### SHORT TASK
Copy only those lines which run from the line containing "Transcribe this image's" to the end of the entries below, both inclusive, exactly as written and with no pictures.

### RECORDS FOR THIS EXERCISE
'''
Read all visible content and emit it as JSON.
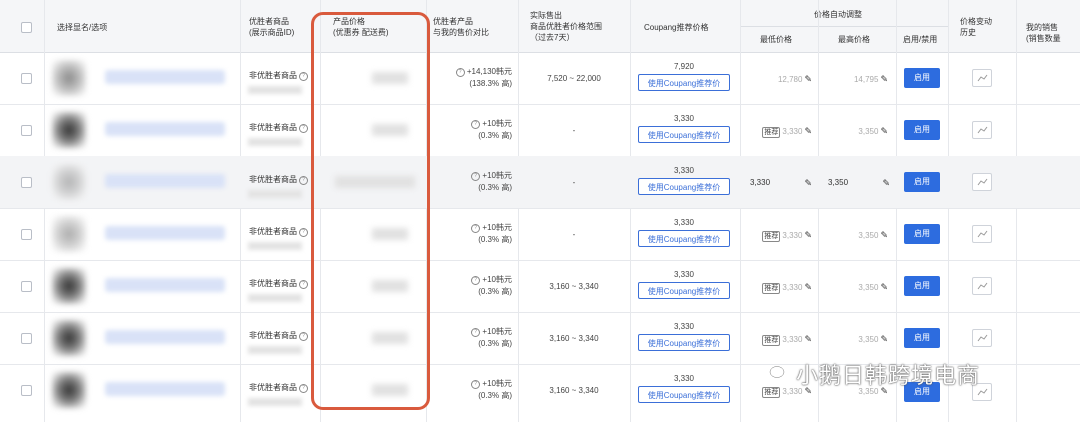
{
  "headers": {
    "product_name": "选择显名/选项",
    "winner_product": "优胜者商品\n(展示商品ID)",
    "product_price": "产品价格\n(优惠券 配送费)",
    "winner_diff": "优胜者产品\n与我的售价对比",
    "actual_range": "实际售出\n商品优胜者价格范围\n（过去7天）",
    "coupang_rec": "Coupang推荐价格",
    "auto_adjust": "价格自动调整",
    "min_price": "最低价格",
    "max_price": "最高价格",
    "enable_col": "启用/禁用",
    "price_history": "价格变动\n历史",
    "my_sales": "我的销售\n(销售数量"
  },
  "rows": [
    {
      "status": "非优胜者商品",
      "diff": "+14,130韩元",
      "diff_pct": "(138.3% 高)",
      "range": "7,520 ~ 22,000",
      "rec_price": "7,920",
      "rec_btn": "使用Coupang推荐价",
      "min": "12,780",
      "max": "14,795",
      "min_tag": "",
      "enable": "启用"
    },
    {
      "status": "非优胜者商品",
      "diff": "+10韩元",
      "diff_pct": "(0.3% 高)",
      "range": "-",
      "rec_price": "3,330",
      "rec_btn": "使用Coupang推荐价",
      "min": "3,330",
      "max": "3,350",
      "min_tag": "推荐",
      "enable": "启用"
    },
    {
      "status": "非优胜者商品",
      "diff": "+10韩元",
      "diff_pct": "(0.3% 高)",
      "range": "-",
      "rec_price": "3,330",
      "rec_btn": "使用Coupang推荐价",
      "min": "3,330",
      "max": "3,350",
      "min_tag": "",
      "enable": "启用"
    },
    {
      "status": "非优胜者商品",
      "diff": "+10韩元",
      "diff_pct": "(0.3% 高)",
      "range": "-",
      "rec_price": "3,330",
      "rec_btn": "使用Coupang推荐价",
      "min": "3,330",
      "max": "3,350",
      "min_tag": "推荐",
      "enable": "启用"
    },
    {
      "status": "非优胜者商品",
      "diff": "+10韩元",
      "diff_pct": "(0.3% 高)",
      "range": "3,160 ~ 3,340",
      "rec_price": "3,330",
      "rec_btn": "使用Coupang推荐价",
      "min": "3,330",
      "max": "3,350",
      "min_tag": "推荐",
      "enable": "启用"
    },
    {
      "status": "非优胜者商品",
      "diff": "+10韩元",
      "diff_pct": "(0.3% 高)",
      "range": "3,160 ~ 3,340",
      "rec_price": "3,330",
      "rec_btn": "使用Coupang推荐价",
      "min": "3,330",
      "max": "3,350",
      "min_tag": "推荐",
      "enable": "启用"
    },
    {
      "status": "非优胜者商品",
      "diff": "+10韩元",
      "diff_pct": "(0.3% 高)",
      "range": "3,160 ~ 3,340",
      "rec_price": "3,330",
      "rec_btn": "使用Coupang推荐价",
      "min": "3,330",
      "max": "3,350",
      "min_tag": "推荐",
      "enable": "启用"
    }
  ],
  "watermark": "小鹅日韩跨境电商",
  "colors": {
    "accent": "#2d6cdf",
    "highlight_box": "#d95a3d"
  }
}
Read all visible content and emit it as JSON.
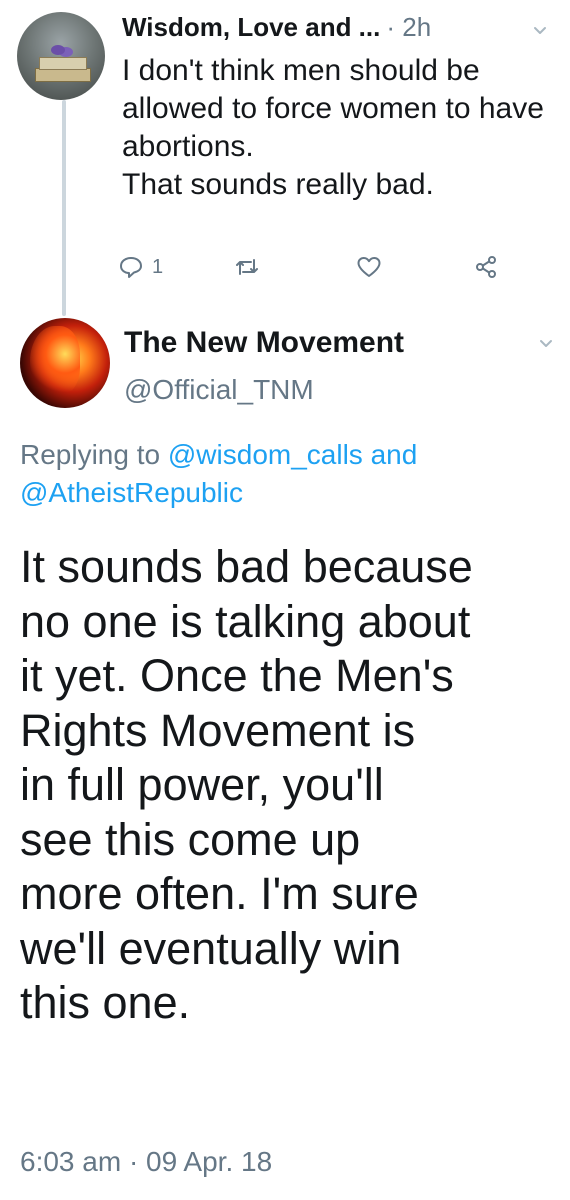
{
  "parent_tweet": {
    "display_name": "Wisdom, Love and ...",
    "time": "· 2h",
    "text": "I don't think men should be allowed to force women to have abortions.\nThat sounds really bad.",
    "reply_count": "1",
    "icons": {
      "reply": "reply-icon",
      "retweet": "retweet-icon",
      "like": "heart-icon",
      "share": "share-icon",
      "more": "chevron-down-icon"
    }
  },
  "main_tweet": {
    "display_name": "The New Movement",
    "handle": "@Official_TNM",
    "replying_prefix": "Replying to",
    "mention_1": "@wisdom_calls",
    "conjunction": "and",
    "mention_2": "@AtheistRepublic",
    "text": "It sounds bad because\nno one is talking about\nit yet. Once the Men's\nRights Movement is\nin full power, you'll\nsee this come up\nmore often. I'm sure\nwe'll eventually win\nthis one.",
    "timestamp": "6:03 am · 09 Apr. 18"
  },
  "colors": {
    "text": "#14171a",
    "muted": "#657786",
    "link": "#1da1f2",
    "thread_line": "#ccd6dd"
  }
}
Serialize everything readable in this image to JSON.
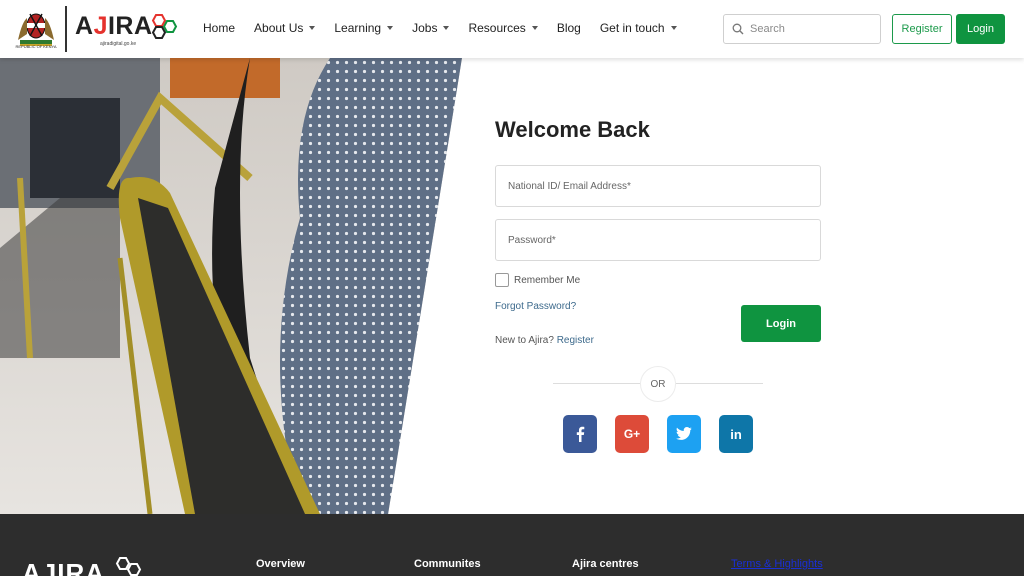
{
  "header": {
    "emblem_caption": "REPUBLIC OF KENYA",
    "logo_text_a": "A",
    "logo_text_j": "J",
    "logo_text_rest": "IRA",
    "logo_subtitle": "ajiradigital.go.ke",
    "nav": [
      {
        "label": "Home",
        "dropdown": false
      },
      {
        "label": "About Us",
        "dropdown": true
      },
      {
        "label": "Learning",
        "dropdown": true
      },
      {
        "label": "Jobs",
        "dropdown": true
      },
      {
        "label": "Resources",
        "dropdown": true
      },
      {
        "label": "Blog",
        "dropdown": false
      },
      {
        "label": "Get in touch",
        "dropdown": true
      }
    ],
    "search_placeholder": "Search",
    "register_label": "Register",
    "login_label": "Login"
  },
  "form": {
    "title": "Welcome Back",
    "id_placeholder": "National ID/ Email Address*",
    "password_placeholder": "Password*",
    "remember_label": "Remember Me",
    "forgot_label": "Forgot Password?",
    "new_prefix": "New to Ajira? ",
    "new_link": "Register",
    "login_label": "Login",
    "or_label": "OR"
  },
  "social": [
    {
      "name": "facebook",
      "glyph": "f",
      "color": "#3b5998"
    },
    {
      "name": "google-plus",
      "glyph": "G+",
      "color": "#dd4b39"
    },
    {
      "name": "twitter",
      "glyph": "t",
      "color": "#1da1f2"
    },
    {
      "name": "linkedin",
      "glyph": "in",
      "color": "#0e76a8"
    }
  ],
  "footer": {
    "logo": "AJIRA",
    "columns": [
      "Overview",
      "Communites",
      "Ajira centres"
    ],
    "link": "Terms & Highlights"
  },
  "colors": {
    "brand_green": "#0f9440",
    "brand_red": "#e5322d",
    "footer_bg": "#2d2d2d"
  }
}
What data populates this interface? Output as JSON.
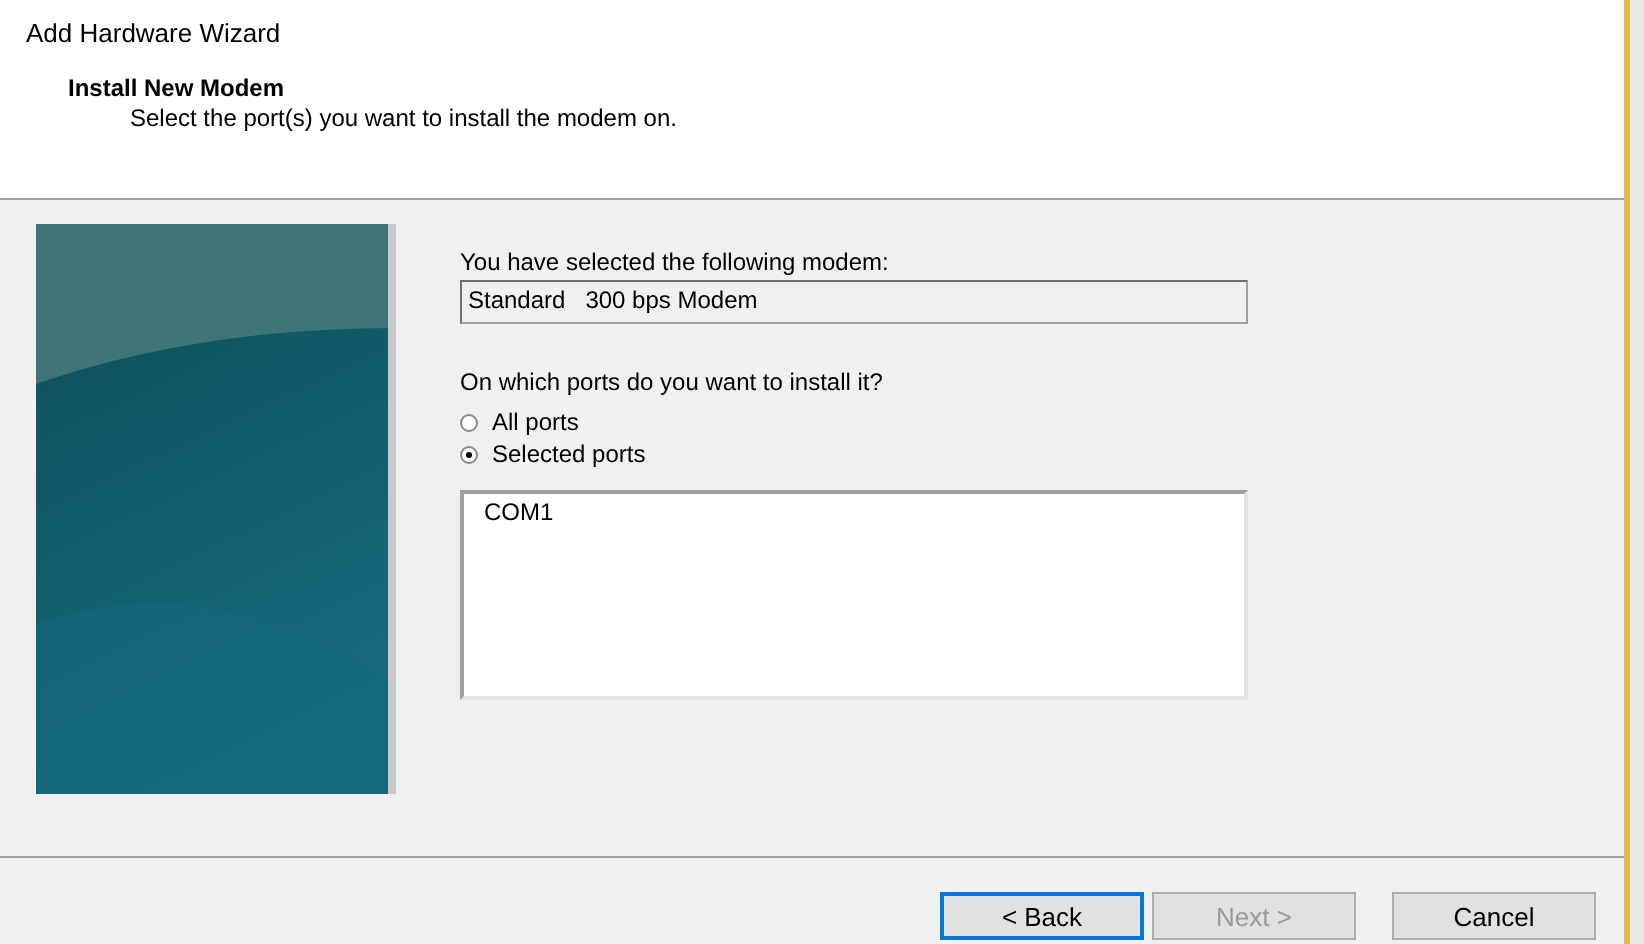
{
  "window": {
    "title": "Add Hardware Wizard"
  },
  "header": {
    "title": "Install New Modem",
    "subtitle": "Select the port(s) you want to install the modem on."
  },
  "modem": {
    "label": "You have selected the following modem:",
    "value": "Standard   300 bps Modem"
  },
  "ports": {
    "question": "On which ports do you want to install it?",
    "options": [
      {
        "label": "All ports",
        "selected": false
      },
      {
        "label": "Selected ports",
        "selected": true
      }
    ],
    "list": [
      {
        "label": "COM1",
        "selected": false
      }
    ]
  },
  "buttons": [
    {
      "label": "< Back",
      "focused": true,
      "disabled": false
    },
    {
      "label": "Next >",
      "focused": false,
      "disabled": true
    },
    {
      "label": "Cancel",
      "focused": false,
      "disabled": false
    }
  ]
}
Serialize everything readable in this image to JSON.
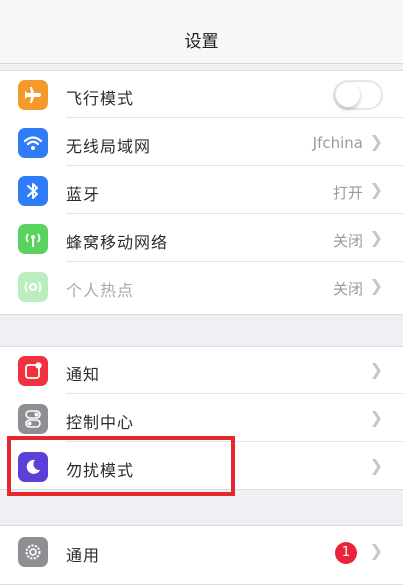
{
  "nav": {
    "title": "设置"
  },
  "group1": [
    {
      "label": "飞行模式",
      "icon": "airplane-icon",
      "icon_color": "#f39a2b",
      "type": "toggle",
      "toggle_on": false
    },
    {
      "label": "无线局域网",
      "icon": "wifi-icon",
      "icon_color": "#2f7cf6",
      "value": "Jfchina",
      "type": "chevron"
    },
    {
      "label": "蓝牙",
      "icon": "bluetooth-icon",
      "icon_color": "#2f7cf6",
      "value": "打开",
      "type": "chevron"
    },
    {
      "label": "蜂窝移动网络",
      "icon": "cellular-icon",
      "icon_color": "#5ad35e",
      "value": "关闭",
      "type": "chevron"
    },
    {
      "label": "个人热点",
      "icon": "hotspot-icon",
      "icon_color": "#5ad35e",
      "value": "关闭",
      "type": "chevron",
      "disabled": true
    }
  ],
  "group2": [
    {
      "label": "通知",
      "icon": "notifications-icon",
      "icon_color": "#f0313e"
    },
    {
      "label": "控制中心",
      "icon": "control-center-icon",
      "icon_color": "#8e8e93"
    },
    {
      "label": "勿扰模式",
      "icon": "moon-icon",
      "icon_color": "#5b3fd6"
    }
  ],
  "group3": [
    {
      "label": "通用",
      "icon": "gear-icon",
      "icon_color": "#8e8e93",
      "badge": "1"
    }
  ],
  "colors": {
    "highlight": "#e5282c"
  }
}
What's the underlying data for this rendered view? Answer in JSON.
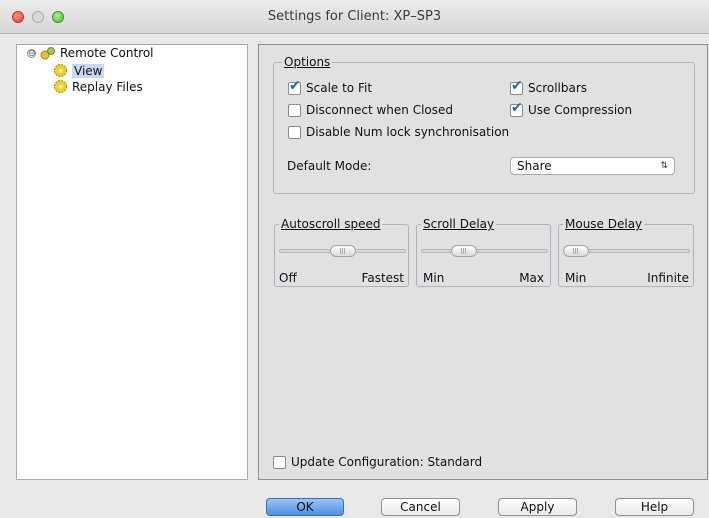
{
  "window": {
    "title": "Settings for Client: XP–SP3"
  },
  "tree": {
    "root": {
      "label": "Remote Control",
      "expander": "⊖"
    },
    "children": [
      {
        "label": "View",
        "selected": true
      },
      {
        "label": "Replay Files",
        "selected": false
      }
    ]
  },
  "options": {
    "legend": "Options",
    "scale_to_fit": {
      "label": "Scale to Fit",
      "checked": true
    },
    "scrollbars": {
      "label": "Scrollbars",
      "checked": true
    },
    "disconnect_when_closed": {
      "label": "Disconnect when Closed",
      "checked": false
    },
    "use_compression": {
      "label": "Use Compression",
      "checked": true
    },
    "disable_num_lock": {
      "label": "Disable Num lock synchronisation",
      "checked": false
    },
    "default_mode": {
      "label": "Default Mode:",
      "value": "Share",
      "arrows": "⇅"
    }
  },
  "sliders": {
    "autoscroll": {
      "legend": "Autoscroll speed",
      "min_label": "Off",
      "max_label": "Fastest",
      "value": 0.5
    },
    "scroll_delay": {
      "legend": "Scroll Delay",
      "min_label": "Min",
      "max_label": "Max",
      "value": 0.3
    },
    "mouse_delay": {
      "legend": "Mouse Delay",
      "min_label": "Min",
      "max_label": "Infinite",
      "value": 0.0
    }
  },
  "update_config": {
    "label": "Update Configuration: Standard",
    "checked": false
  },
  "buttons": {
    "ok": "OK",
    "cancel": "Cancel",
    "apply": "Apply",
    "help": "Help"
  },
  "colors": {
    "accent": "#4d8ee3",
    "check": "#2b5fae"
  }
}
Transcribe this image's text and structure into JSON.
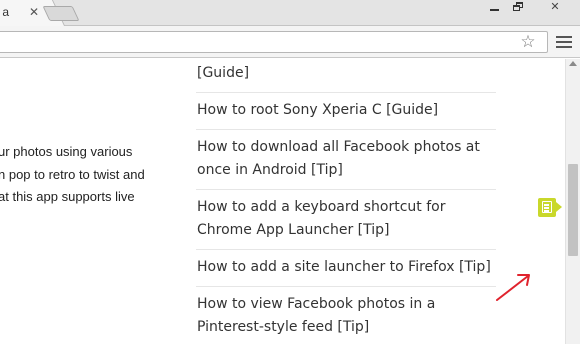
{
  "browser": {
    "tab_title": "s a",
    "tab_close_glyph": "✕",
    "star_glyph": "☆",
    "window_close_glyph": "✕"
  },
  "article": {
    "lines": [
      "ur photos using various",
      "n pop to retro to twist and",
      "at this app supports live"
    ]
  },
  "related_links": [
    "[Guide]",
    "How to root Sony Xperia C [Guide]",
    "How to download all Facebook photos at once in Android [Tip]",
    "How to add a keyboard shortcut for Chrome App Launcher [Tip]",
    "How to add a site launcher to Firefox [Tip]",
    "How to view Facebook photos in a Pinterest-style feed [Tip]"
  ],
  "colors": {
    "note_icon": "#c9d82b",
    "annotation_arrow": "#e0232d"
  },
  "icons": {
    "note": "note-icon",
    "arrow": "annotation-arrow-icon"
  }
}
'''
### SOLUTION FOR THIS TASK
Transcribe this image's text and structure into JSON.
{
  "browser": {
    "tab_title": "s a",
    "tab_close_glyph": "✕",
    "star_glyph": "☆",
    "window_close_glyph": "✕"
  },
  "article": {
    "lines": [
      "ur photos using various",
      "n pop to retro to twist and",
      "at this app supports live"
    ]
  },
  "related_links": [
    "[Guide]",
    "How to root Sony Xperia C [Guide]",
    "How to download all Facebook photos at once in Android [Tip]",
    "How to add a keyboard shortcut for Chrome App Launcher [Tip]",
    "How to add a site launcher to Firefox [Tip]",
    "How to view Facebook photos in a Pinterest-style feed [Tip]"
  ],
  "colors": {
    "note_icon": "#c9d82b",
    "annotation_arrow": "#e0232d"
  },
  "icons": {
    "note": "note-icon",
    "arrow": "annotation-arrow-icon"
  }
}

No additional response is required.